Leave the pictures out and transcribe every record exactly.

Extracted records:
..............................
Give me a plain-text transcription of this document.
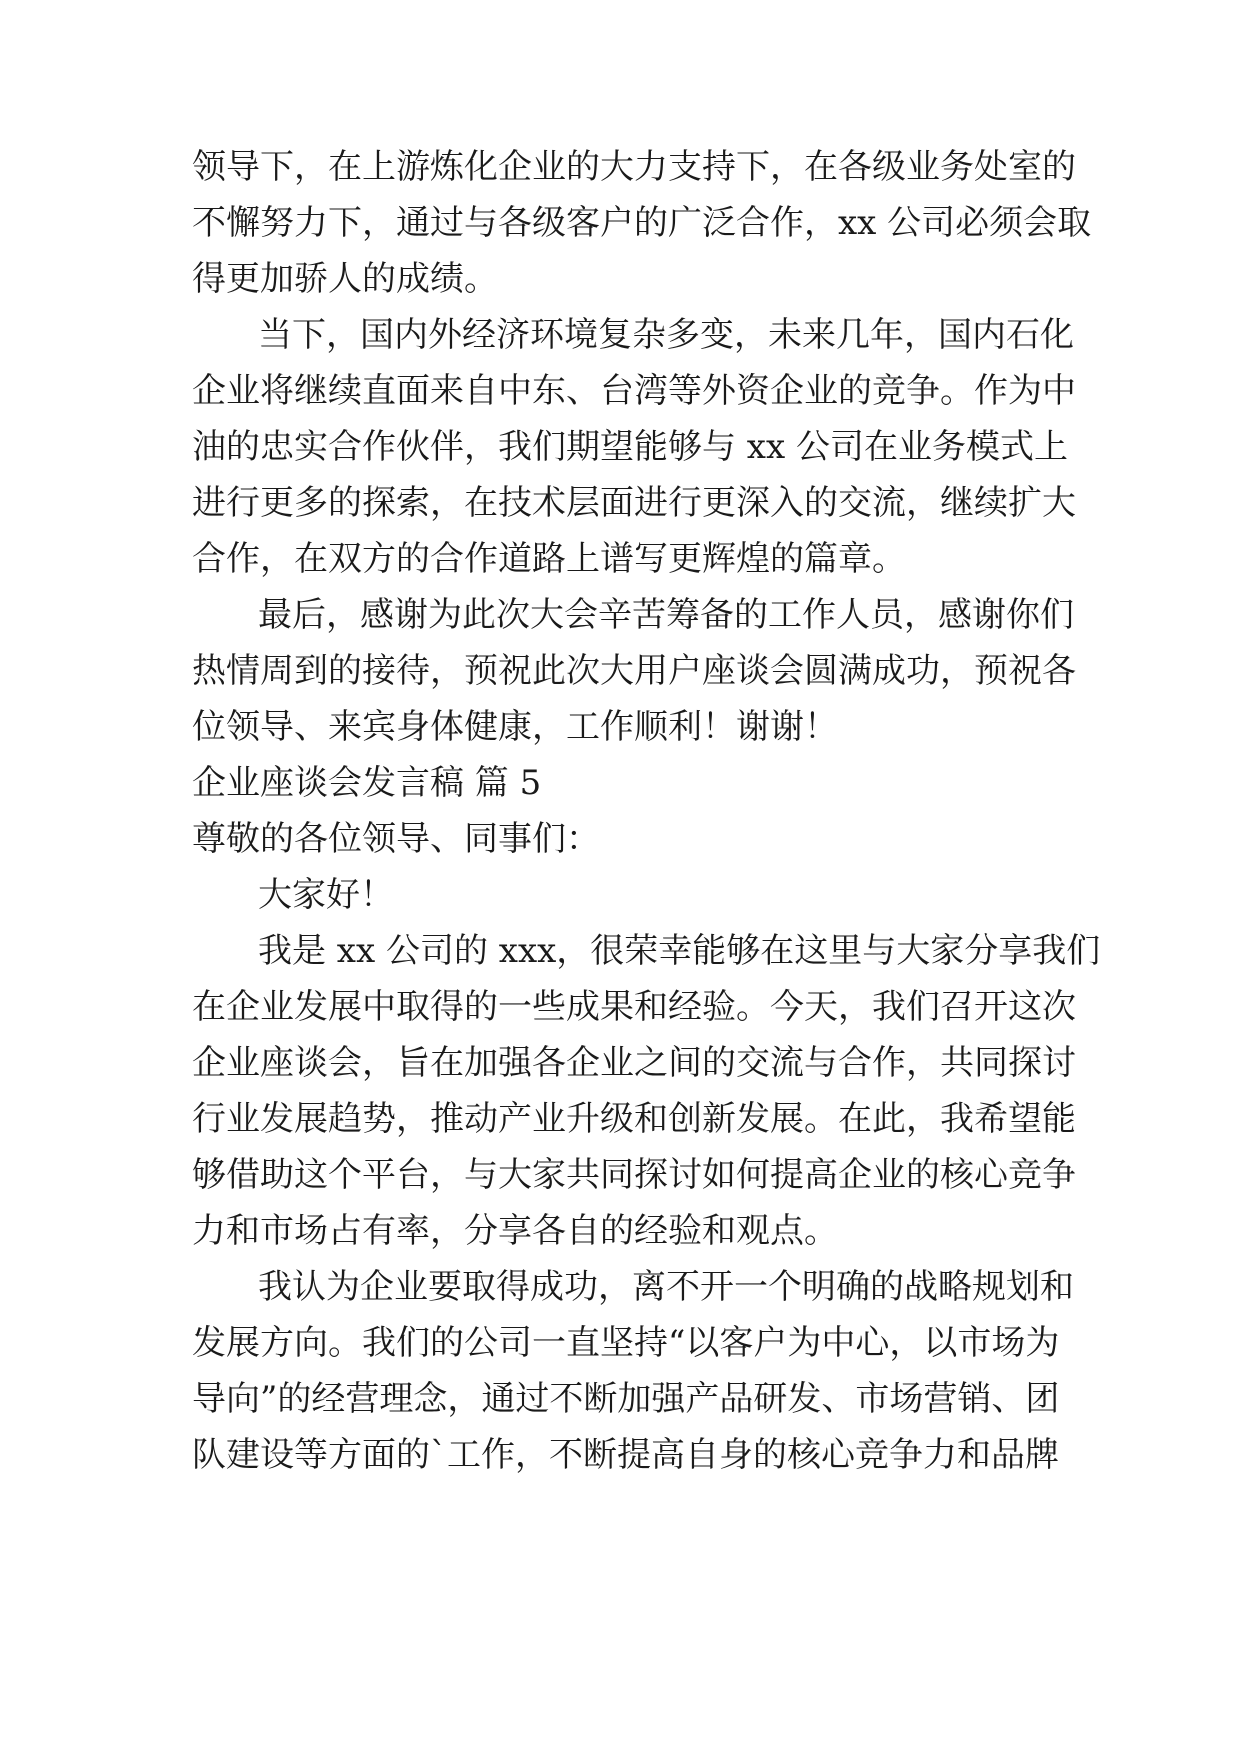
领导下，在上游炼化企业的大力支持下，在各级业务处室的
不懈努力下，通过与各级客户的广泛合作，xx 公司必须会取
得更加骄人的成绩。
当下，国内外经济环境复杂多变，未来几年，国内石化
企业将继续直面来自中东、台湾等外资企业的竞争。作为中
油的忠实合作伙伴，我们期望能够与 xx 公司在业务模式上
进行更多的探索，在技术层面进行更深入的交流，继续扩大
合作，在双方的合作道路上谱写更辉煌的篇章。
最后，感谢为此次大会辛苦筹备的工作人员，感谢你们
热情周到的接待，预祝此次大用户座谈会圆满成功，预祝各
位领导、来宾身体健康，工作顺利！谢谢！
企业座谈会发言稿 篇 5
尊敬的各位领导、同事们：
大家好！
我是 xx 公司的 xxx，很荣幸能够在这里与大家分享我们
在企业发展中取得的一些成果和经验。今天，我们召开这次
企业座谈会，旨在加强各企业之间的交流与合作，共同探讨
行业发展趋势，推动产业升级和创新发展。在此，我希望能
够借助这个平台，与大家共同探讨如何提高企业的核心竞争
力和市场占有率，分享各自的经验和观点。
我认为企业要取得成功，离不开一个明确的战略规划和
发展方向。我们的公司一直坚持“以客户为中心，以市场为
导向”的经营理念，通过不断加强产品研发、市场营销、团
队建设等方面的`工作，不断提高自身的核心竞争力和品牌
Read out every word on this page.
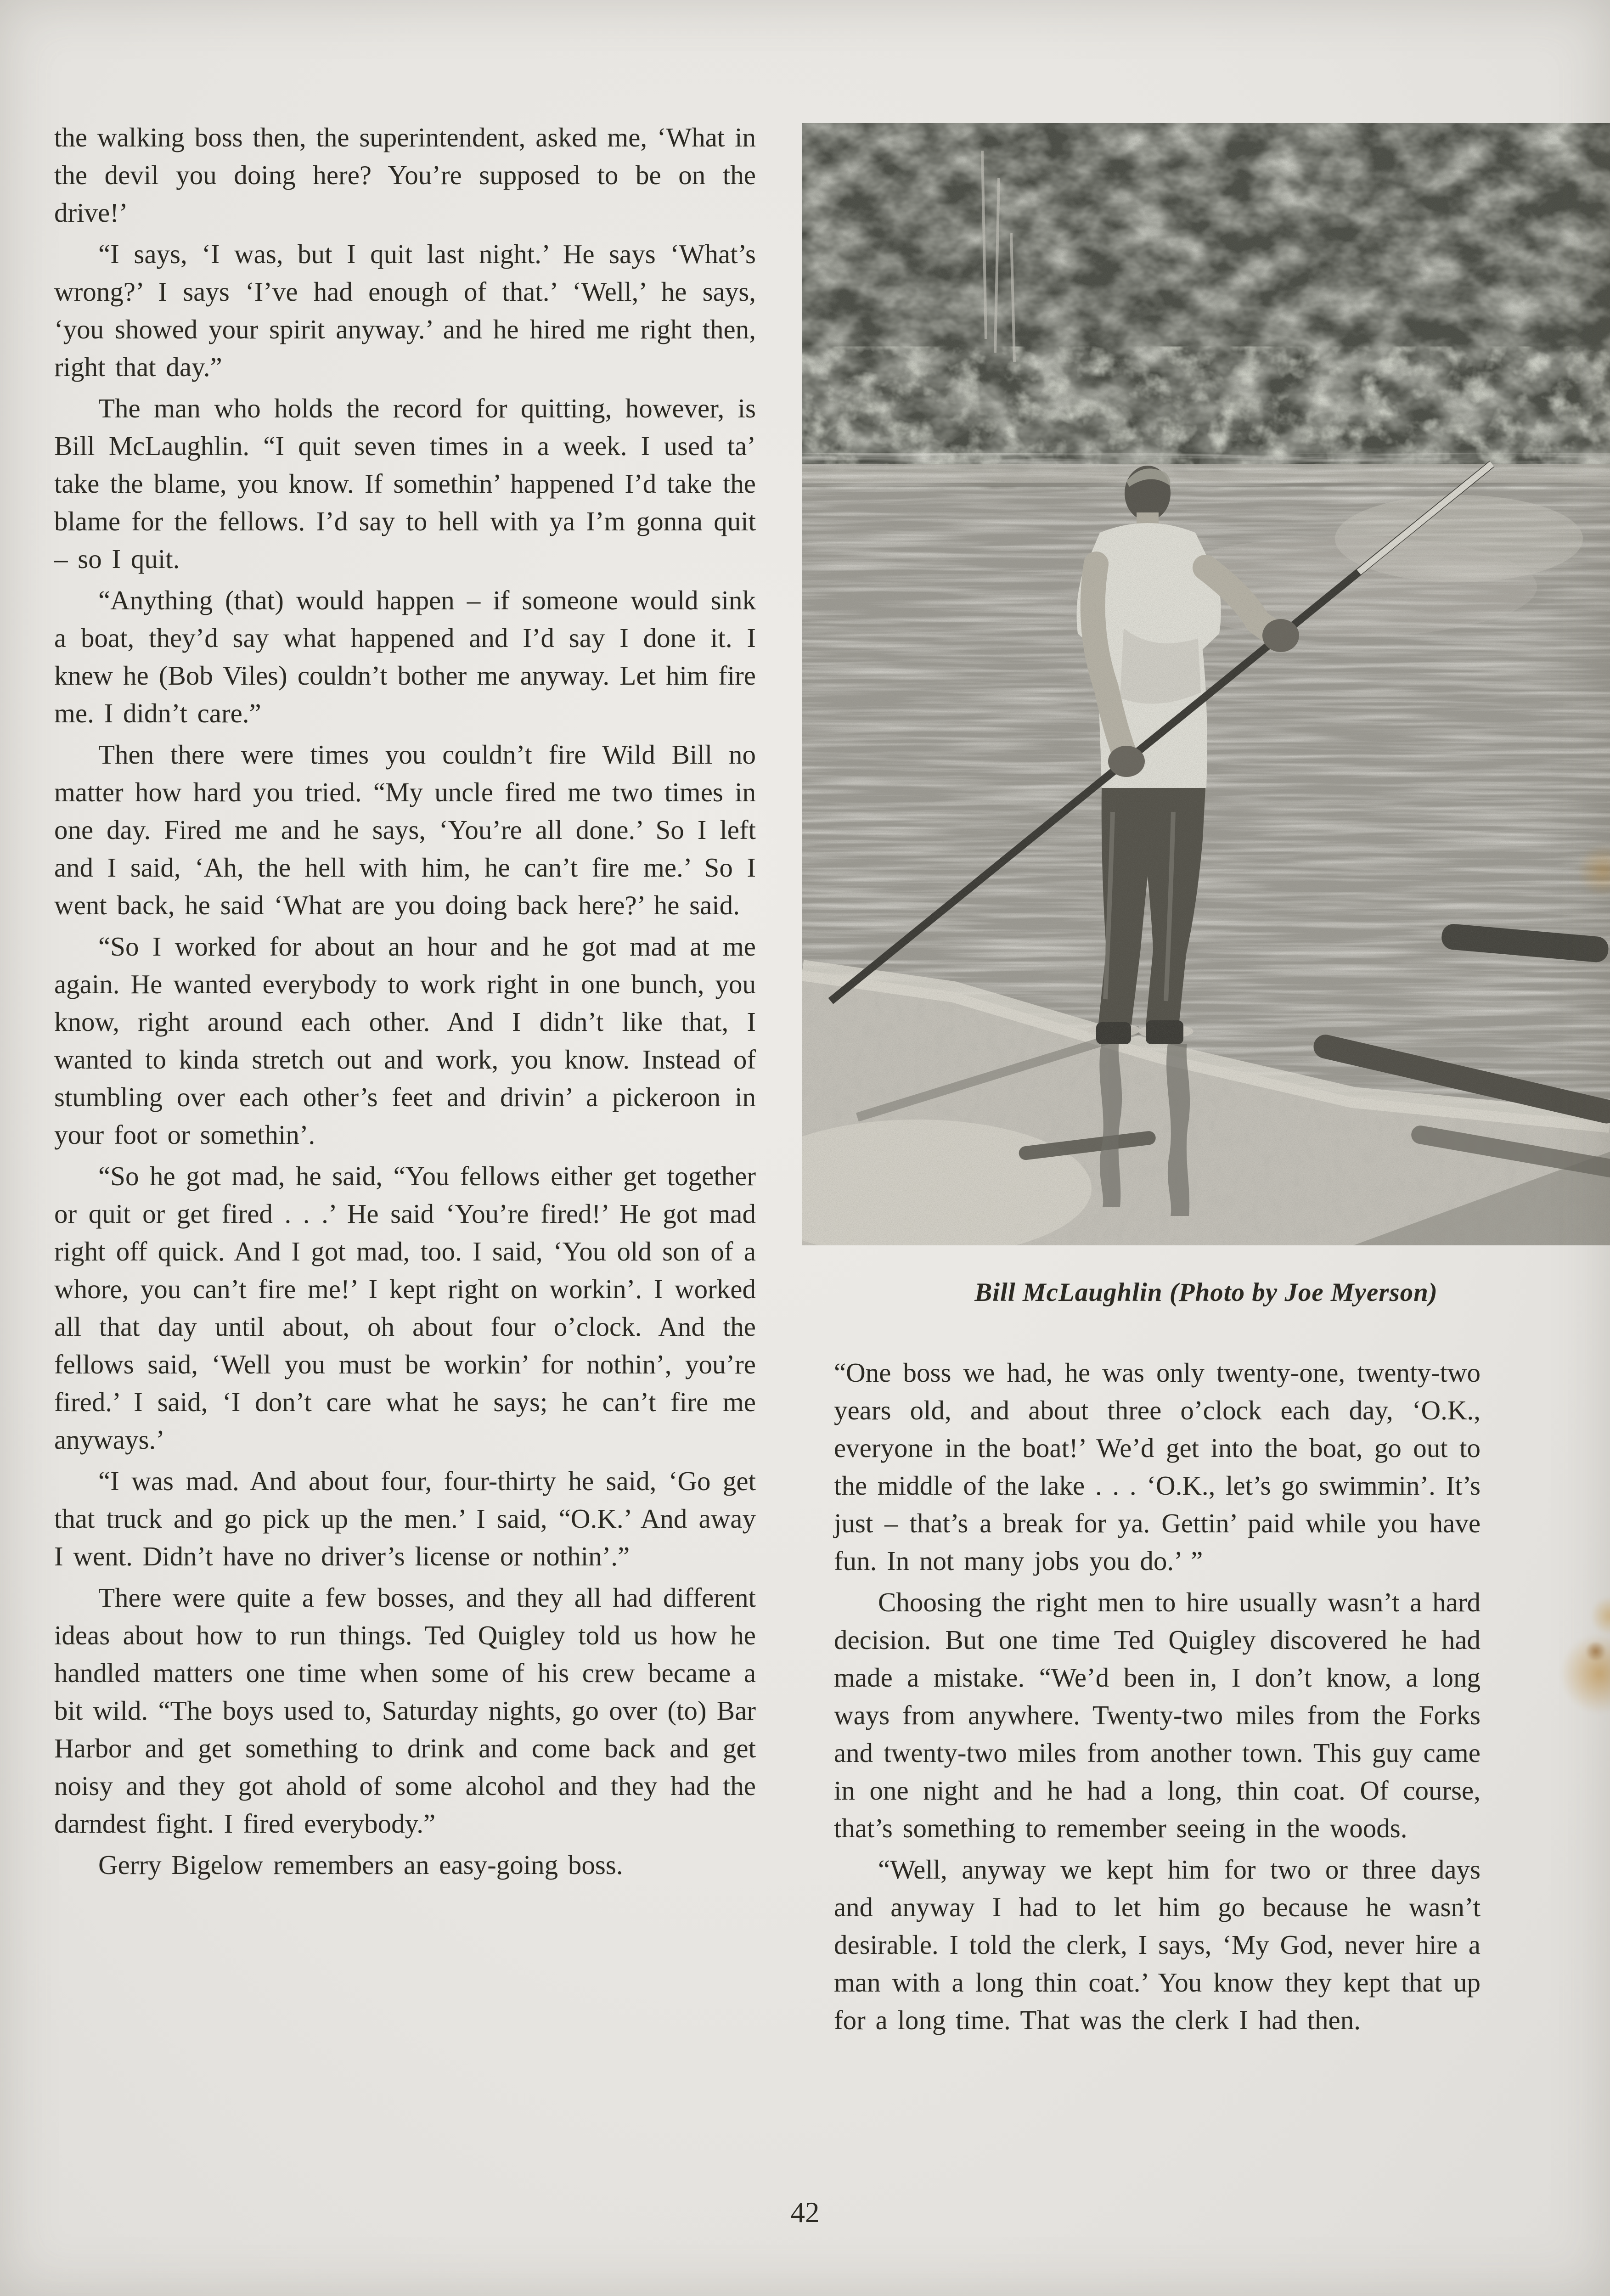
the walking boss then, the superintendent, asked me, ‘What in the devil you doing here? You’re supposed to be on the drive!’

“I says, ‘I was, but I quit last night.’ He says ‘What’s wrong?’ I says ‘I’ve had enough of that.’ ‘Well,’ he says, ‘you showed your spirit anyway.’ and he hired me right then, right that day.”

The man who holds the record for quitting, however, is Bill McLaughlin. “I quit seven times in a week. I used ta’ take the blame, you know. If somethin’ happened I’d take the blame for the fellows. I’d say to hell with ya I’m gonna quit – so I quit.

“Anything (that) would happen – if someone would sink a boat, they’d say what happened and I’d say I done it. I knew he (Bob Viles) couldn’t bother me anyway. Let him fire me. I didn’t care.”

Then there were times you couldn’t fire Wild Bill no matter how hard you tried. “My uncle fired me two times in one day. Fired me and he says, ‘You’re all done.’ So I left and I said, ‘Ah, the hell with him, he can’t fire me.’ So I went back, he said ‘What are you doing back here?’ he said.

“So I worked for about an hour and he got mad at me again. He wanted everybody to work right in one bunch, you know, right around each other. And I didn’t like that, I wanted to kinda stretch out and work, you know. Instead of stumbling over each other’s feet and drivin’ a pickeroon in your foot or somethin’.

“So he got mad, he said, “You fellows either get together or quit or get fired . . .’ He said ‘You’re fired!’ He got mad right off quick. And I got mad, too. I said, ‘You old son of a whore, you can’t fire me!’ I kept right on workin’. I worked all that day until about, oh about four o’clock. And the fellows said, ‘Well you must be workin’ for nothin’, you’re fired.’ I said, ‘I don’t care what he says; he can’t fire me anyways.’

“I was mad. And about four, four-thirty he said, ‘Go get that truck and go pick up the men.’ I said, “O.K.’ And away I went. Didn’t have no driver’s license or nothin’.”

There were quite a few bosses, and they all had different ideas about how to run things. Ted Quigley told us how he handled matters one time when some of his crew became a bit wild. “The boys used to, Saturday nights, go over (to) Bar Harbor and get something to drink and come back and get noisy and they got ahold of some alcohol and they had the darndest fight. I fired everybody.”

Gerry Bigelow remembers an easy-going boss.

Bill McLaughlin (Photo by Joe Myerson)

“One boss we had, he was only twenty-one, twenty-two years old, and about three o’clock each day, ‘O.K., everyone in the boat!’ We’d get into the boat, go out to the middle of the lake . . . ‘O.K., let’s go swimmin’. It’s just – that’s a break for ya. Gettin’ paid while you have fun. In not many jobs you do.’ ”

Choosing the right men to hire usually wasn’t a hard decision. But one time Ted Quigley discovered he had made a mistake. “We’d been in, I don’t know, a long ways from anywhere. Twenty-two miles from the Forks and twenty-two miles from another town. This guy came in one night and he had a long, thin coat. Of course, that’s something to remember seeing in the woods.

“Well, anyway we kept him for two or three days and anyway I had to let him go because he wasn’t desirable. I told the clerk, I says, ‘My God, never hire a man with a long thin coat.’ You know they kept that up for a long time. That was the clerk I had then.

42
..............................
Response for this exercise |
Give me a plain-text transcription of this document.
领导下，在上游炼化企业的大力支持下，在各级业务处室的
不懈努力下，通过与各级客户的广泛合作，xx 公司必须会取
得更加骄人的成绩。
当下，国内外经济环境复杂多变，未来几年，国内石化
企业将继续直面来自中东、台湾等外资企业的竞争。作为中
油的忠实合作伙伴，我们期望能够与 xx 公司在业务模式上
进行更多的探索，在技术层面进行更深入的交流，继续扩大
合作，在双方的合作道路上谱写更辉煌的篇章。
最后，感谢为此次大会辛苦筹备的工作人员，感谢你们
热情周到的接待，预祝此次大用户座谈会圆满成功，预祝各
位领导、来宾身体健康，工作顺利！谢谢！
企业座谈会发言稿 篇 5
尊敬的各位领导、同事们：
大家好！
我是 xx 公司的 xxx，很荣幸能够在这里与大家分享我们
在企业发展中取得的一些成果和经验。今天，我们召开这次
企业座谈会，旨在加强各企业之间的交流与合作，共同探讨
行业发展趋势，推动产业升级和创新发展。在此，我希望能
够借助这个平台，与大家共同探讨如何提高企业的核心竞争
力和市场占有率，分享各自的经验和观点。
我认为企业要取得成功，离不开一个明确的战略规划和
发展方向。我们的公司一直坚持“以客户为中心，以市场为
导向”的经营理念，通过不断加强产品研发、市场营销、团
队建设等方面的`工作，不断提高自身的核心竞争力和品牌
Read out every word on this page.
the walking boss then, the superintendent, asked me, ‘What in the devil you doing here? You’re supposed to be on the drive!’

“I says, ‘I was, but I quit last night.’ He says ‘What’s wrong?’ I says ‘I’ve had enough of that.’ ‘Well,’ he says, ‘you showed your spirit anyway.’ and he hired me right then, right that day.”

The man who holds the record for quitting, however, is Bill McLaughlin. “I quit seven times in a week. I used ta’ take the blame, you know. If somethin’ happened I’d take the blame for the fellows. I’d say to hell with ya I’m gonna quit – so I quit.

“Anything (that) would happen – if someone would sink a boat, they’d say what happened and I’d say I done it. I knew he (Bob Viles) couldn’t bother me anyway. Let him fire me. I didn’t care.”

Then there were times you couldn’t fire Wild Bill no matter how hard you tried. “My uncle fired me two times in one day. Fired me and he says, ‘You’re all done.’ So I left and I said, ‘Ah, the hell with him, he can’t fire me.’ So I went back, he said ‘What are you doing back here?’ he said.

“So I worked for about an hour and he got mad at me again. He wanted everybody to work right in one bunch, you know, right around each other. And I didn’t like that, I wanted to kinda stretch out and work, you know. Instead of stumbling over each other’s feet and drivin’ a pickeroon in your foot or somethin’.

“So he got mad, he said, “You fellows either get together or quit or get fired . . .’ He said ‘You’re fired!’ He got mad right off quick. And I got mad, too. I said, ‘You old son of a whore, you can’t fire me!’ I kept right on workin’. I worked all that day until about, oh about four o’clock. And the fellows said, ‘Well you must be workin’ for nothin’, you’re fired.’ I said, ‘I don’t care what he says; he can’t fire me anyways.’

“I was mad. And about four, four-thirty he said, ‘Go get that truck and go pick up the men.’ I said, “O.K.’ And away I went. Didn’t have no driver’s license or nothin’.”

There were quite a few bosses, and they all had different ideas about how to run things. Ted Quigley told us how he handled matters one time when some of his crew became a bit wild. “The boys used to, Saturday nights, go over (to) Bar Harbor and get something to drink and come back and get noisy and they got ahold of some alcohol and they had the darndest fight. I fired everybody.”

Gerry Bigelow remembers an easy-going boss.

Bill McLaughlin (Photo by Joe Myerson)

“One boss we had, he was only twenty-one, twenty-two years old, and about three o’clock each day, ‘O.K., everyone in the boat!’ We’d get into the boat, go out to the middle of the lake . . . ‘O.K., let’s go swimmin’. It’s just – that’s a break for ya. Gettin’ paid while you have fun. In not many jobs you do.’ ”

Choosing the right men to hire usually wasn’t a hard decision. But one time Ted Quigley discovered he had made a mistake. “We’d been in, I don’t know, a long ways from anywhere. Twenty-two miles from the Forks and twenty-two miles from another town. This guy came in one night and he had a long, thin coat. Of course, that’s something to remember seeing in the woods.

“Well, anyway we kept him for two or three days and anyway I had to let him go because he wasn’t desirable. I told the clerk, I says, ‘My God, never hire a man with a long thin coat.’ You know they kept that up for a long time. That was the clerk I had then.

42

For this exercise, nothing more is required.